• Given exercise
Go through the records and give each one again exactly.

• Records
* * * * * * *
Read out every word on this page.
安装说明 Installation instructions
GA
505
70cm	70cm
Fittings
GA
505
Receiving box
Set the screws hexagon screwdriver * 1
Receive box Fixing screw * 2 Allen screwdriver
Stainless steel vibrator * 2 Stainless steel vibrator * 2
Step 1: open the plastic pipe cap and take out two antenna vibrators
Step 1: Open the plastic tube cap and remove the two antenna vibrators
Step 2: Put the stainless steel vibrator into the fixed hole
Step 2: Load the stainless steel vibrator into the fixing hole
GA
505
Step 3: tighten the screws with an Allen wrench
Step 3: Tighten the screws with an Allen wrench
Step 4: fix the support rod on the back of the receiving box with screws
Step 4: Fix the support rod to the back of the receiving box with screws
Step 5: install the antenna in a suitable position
* * * * * * *
• Solution to this task
Read out every word on this page.
安装说明 Installation instructions
GA
505
70cm	70cm
Fittings
GA
505
Receiving box
Set the screws hexagon screwdriver * 1
Receive box Fixing screw * 2 Allen screwdriver
Stainless steel vibrator * 2 Stainless steel vibrator * 2
Step 1: open the plastic pipe cap and take out two antenna vibrators
Step 1: Open the plastic tube cap and remove the two antenna vibrators
Step 2: Put the stainless steel vibrator into the fixed hole
Step 2: Load the stainless steel vibrator into the fixing hole
GA
505
Step 3: tighten the screws with an Allen wrench
Step 3: Tighten the screws with an Allen wrench
Step 4: fix the support rod on the back of the receiving box with screws
Step 4: Fix the support rod to the back of the receiving box with screws
Step 5: install the antenna in a suitable position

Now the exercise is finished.